Work to do
In full and without alteration, repeat the material.

Rows
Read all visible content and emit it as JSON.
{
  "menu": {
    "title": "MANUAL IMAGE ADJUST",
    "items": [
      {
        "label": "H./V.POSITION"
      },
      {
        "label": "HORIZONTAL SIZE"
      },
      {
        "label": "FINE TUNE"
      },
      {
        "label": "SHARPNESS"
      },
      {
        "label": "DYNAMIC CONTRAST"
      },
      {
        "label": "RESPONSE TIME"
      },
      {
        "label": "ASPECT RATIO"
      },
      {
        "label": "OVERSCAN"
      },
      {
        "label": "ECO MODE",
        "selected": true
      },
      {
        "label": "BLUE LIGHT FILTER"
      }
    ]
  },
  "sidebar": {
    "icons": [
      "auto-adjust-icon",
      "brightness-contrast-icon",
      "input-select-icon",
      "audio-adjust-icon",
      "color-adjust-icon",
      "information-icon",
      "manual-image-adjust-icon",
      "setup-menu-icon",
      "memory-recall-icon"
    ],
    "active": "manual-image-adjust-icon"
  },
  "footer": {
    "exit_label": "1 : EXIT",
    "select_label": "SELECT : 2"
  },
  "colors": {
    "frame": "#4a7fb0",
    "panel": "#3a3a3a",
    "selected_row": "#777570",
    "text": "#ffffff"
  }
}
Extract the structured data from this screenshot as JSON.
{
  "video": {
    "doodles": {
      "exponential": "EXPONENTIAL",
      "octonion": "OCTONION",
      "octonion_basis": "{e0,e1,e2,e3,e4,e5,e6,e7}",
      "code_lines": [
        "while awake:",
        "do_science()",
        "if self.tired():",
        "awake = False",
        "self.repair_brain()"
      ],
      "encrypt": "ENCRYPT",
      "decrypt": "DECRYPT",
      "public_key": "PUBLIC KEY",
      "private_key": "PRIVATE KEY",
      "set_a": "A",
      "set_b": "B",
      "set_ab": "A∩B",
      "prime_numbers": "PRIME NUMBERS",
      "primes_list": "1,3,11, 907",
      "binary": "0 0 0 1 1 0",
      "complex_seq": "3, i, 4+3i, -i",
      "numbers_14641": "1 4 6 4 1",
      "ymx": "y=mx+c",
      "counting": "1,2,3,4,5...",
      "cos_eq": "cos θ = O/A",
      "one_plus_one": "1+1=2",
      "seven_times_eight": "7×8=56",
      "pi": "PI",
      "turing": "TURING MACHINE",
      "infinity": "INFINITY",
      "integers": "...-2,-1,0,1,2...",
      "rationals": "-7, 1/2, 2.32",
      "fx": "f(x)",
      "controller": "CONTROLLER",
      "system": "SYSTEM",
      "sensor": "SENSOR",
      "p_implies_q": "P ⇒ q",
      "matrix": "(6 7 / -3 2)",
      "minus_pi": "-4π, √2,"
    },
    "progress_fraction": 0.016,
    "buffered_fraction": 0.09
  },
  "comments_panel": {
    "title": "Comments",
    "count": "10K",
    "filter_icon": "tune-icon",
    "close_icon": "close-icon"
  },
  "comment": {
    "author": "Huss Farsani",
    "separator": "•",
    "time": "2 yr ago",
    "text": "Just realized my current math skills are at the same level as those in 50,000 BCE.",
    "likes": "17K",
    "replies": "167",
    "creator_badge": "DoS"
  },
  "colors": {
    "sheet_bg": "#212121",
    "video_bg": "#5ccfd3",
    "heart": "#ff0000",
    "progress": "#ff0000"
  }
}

Solution for this exercise
Read all visible content and emit it as JSON.
{
  "menu": {
    "title": "MANUAL IMAGE ADJUST",
    "items": [
      {
        "label": "H./V.POSITION"
      },
      {
        "label": "HORIZONTAL SIZE"
      },
      {
        "label": "FINE TUNE"
      },
      {
        "label": "SHARPNESS"
      },
      {
        "label": "DYNAMIC CONTRAST"
      },
      {
        "label": "RESPONSE TIME"
      },
      {
        "label": "ASPECT RATIO"
      },
      {
        "label": "OVERSCAN"
      },
      {
        "label": "ECO MODE",
        "selected": true
      },
      {
        "label": "BLUE LIGHT FILTER"
      }
    ]
  },
  "sidebar": {
    "icons": [
      "auto-adjust-icon",
      "brightness-contrast-icon",
      "input-select-icon",
      "audio-adjust-icon",
      "color-adjust-icon",
      "information-icon",
      "manual-image-adjust-icon",
      "setup-menu-icon",
      "memory-recall-icon"
    ],
    "active": "manual-image-adjust-icon"
  },
  "footer": {
    "exit_label": "1 : EXIT",
    "select_label": "SELECT : 2"
  },
  "colors": {
    "frame": "#4a7fb0",
    "panel": "#3a3a3a",
    "selected_row": "#777570",
    "text": "#ffffff"
  }
}
Extract the structured data from this screenshot as JSON.
{
  "video": {
    "doodles": {
      "exponential": "EXPONENTIAL",
      "octonion": "OCTONION",
      "octonion_basis": "{e0,e1,e2,e3,e4,e5,e6,e7}",
      "code_lines": [
        "while awake:",
        "do_science()",
        "if self.tired():",
        "awake = False",
        "self.repair_brain()"
      ],
      "encrypt": "ENCRYPT",
      "decrypt": "DECRYPT",
      "public_key": "PUBLIC KEY",
      "private_key": "PRIVATE KEY",
      "set_a": "A",
      "set_b": "B",
      "set_ab": "A∩B",
      "prime_numbers": "PRIME NUMBERS",
      "primes_list": "1,3,11, 907",
      "binary": "0 0 0 1 1 0",
      "complex_seq": "3, i, 4+3i, -i",
      "numbers_14641": "1 4 6 4 1",
      "ymx": "y=mx+c",
      "counting": "1,2,3,4,5...",
      "cos_eq": "cos θ = O/A",
      "one_plus_one": "1+1=2",
      "seven_times_eight": "7×8=56",
      "pi": "PI",
      "turing": "TURING MACHINE",
      "infinity": "INFINITY",
      "integers": "...-2,-1,0,1,2...",
      "rationals": "-7, 1/2, 2.32",
      "fx": "f(x)",
      "controller": "CONTROLLER",
      "system": "SYSTEM",
      "sensor": "SENSOR",
      "p_implies_q": "P ⇒ q",
      "matrix": "(6 7 / -3 2)",
      "minus_pi": "-4π, √2,"
    },
    "progress_fraction": 0.016,
    "buffered_fraction": 0.09
  },
  "comments_panel": {
    "title": "Comments",
    "count": "10K",
    "filter_icon": "tune-icon",
    "close_icon": "close-icon"
  },
  "comment": {
    "author": "Huss Farsani",
    "separator": "•",
    "time": "2 yr ago",
    "text": "Just realized my current math skills are at the same level as those in 50,000 BCE.",
    "likes": "17K",
    "replies": "167",
    "creator_badge": "DoS"
  },
  "colors": {
    "sheet_bg": "#212121",
    "video_bg": "#5ccfd3",
    "heart": "#ff0000",
    "progress": "#ff0000"
  }
}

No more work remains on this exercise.